» **GIVEN INSTRUCTION**:
Reproduce verbatim the part of the material that opens with the line containing "Text: 13-SEP-2007: 13-SEP-2007" and runs through the final line, including both.
★ ★ ★ ★
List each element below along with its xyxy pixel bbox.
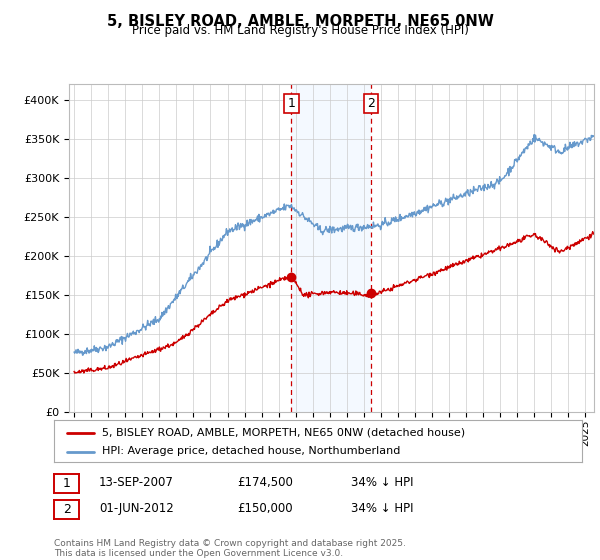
Text: 13-SEP-2007: 13-SEP-2007 bbox=[99, 476, 174, 489]
Text: 2: 2 bbox=[62, 502, 71, 516]
Text: £150,000: £150,000 bbox=[237, 502, 293, 515]
Text: 2: 2 bbox=[367, 97, 374, 110]
Text: 5, BISLEY ROAD, AMBLE, MORPETH, NE65 0NW (detached house): 5, BISLEY ROAD, AMBLE, MORPETH, NE65 0NW… bbox=[101, 428, 464, 437]
Text: 1: 1 bbox=[287, 97, 295, 110]
Text: 1: 1 bbox=[62, 477, 71, 490]
Text: Price paid vs. HM Land Registry's House Price Index (HPI): Price paid vs. HM Land Registry's House … bbox=[131, 24, 469, 37]
Text: 34% ↓ HPI: 34% ↓ HPI bbox=[351, 502, 413, 515]
Text: £174,500: £174,500 bbox=[237, 476, 293, 489]
Text: 5, BISLEY ROAD, AMBLE, MORPETH, NE65 0NW: 5, BISLEY ROAD, AMBLE, MORPETH, NE65 0NW bbox=[107, 14, 493, 29]
Text: HPI: Average price, detached house, Northumberland: HPI: Average price, detached house, Nort… bbox=[101, 446, 400, 456]
Text: Contains HM Land Registry data © Crown copyright and database right 2025.
This d: Contains HM Land Registry data © Crown c… bbox=[54, 539, 406, 558]
Text: 01-JUN-2012: 01-JUN-2012 bbox=[99, 502, 174, 515]
Bar bbox=[292, 84, 371, 412]
Text: 34% ↓ HPI: 34% ↓ HPI bbox=[351, 476, 413, 489]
★ ★ ★ ★
» **TASK SOLUTION**:
Text: 13-SEP-2007: 13-SEP-2007 bbox=[99, 476, 174, 489]
Text: 2: 2 bbox=[62, 502, 71, 516]
Text: £150,000: £150,000 bbox=[237, 502, 293, 515]
Text: 2: 2 bbox=[367, 97, 374, 110]
Text: 5, BISLEY ROAD, AMBLE, MORPETH, NE65 0NW (detached house): 5, BISLEY ROAD, AMBLE, MORPETH, NE65 0NW… bbox=[101, 428, 464, 437]
Text: 1: 1 bbox=[287, 97, 295, 110]
Text: 1: 1 bbox=[62, 477, 71, 490]
Text: Price paid vs. HM Land Registry's House Price Index (HPI): Price paid vs. HM Land Registry's House … bbox=[131, 24, 469, 37]
Text: 34% ↓ HPI: 34% ↓ HPI bbox=[351, 502, 413, 515]
Text: £174,500: £174,500 bbox=[237, 476, 293, 489]
Text: 5, BISLEY ROAD, AMBLE, MORPETH, NE65 0NW: 5, BISLEY ROAD, AMBLE, MORPETH, NE65 0NW bbox=[107, 14, 493, 29]
Text: HPI: Average price, detached house, Northumberland: HPI: Average price, detached house, Nort… bbox=[101, 446, 400, 456]
Text: Contains HM Land Registry data © Crown copyright and database right 2025.
This d: Contains HM Land Registry data © Crown c… bbox=[54, 539, 406, 558]
Text: 01-JUN-2012: 01-JUN-2012 bbox=[99, 502, 174, 515]
Bar bbox=[292, 84, 371, 412]
Text: 34% ↓ HPI: 34% ↓ HPI bbox=[351, 476, 413, 489]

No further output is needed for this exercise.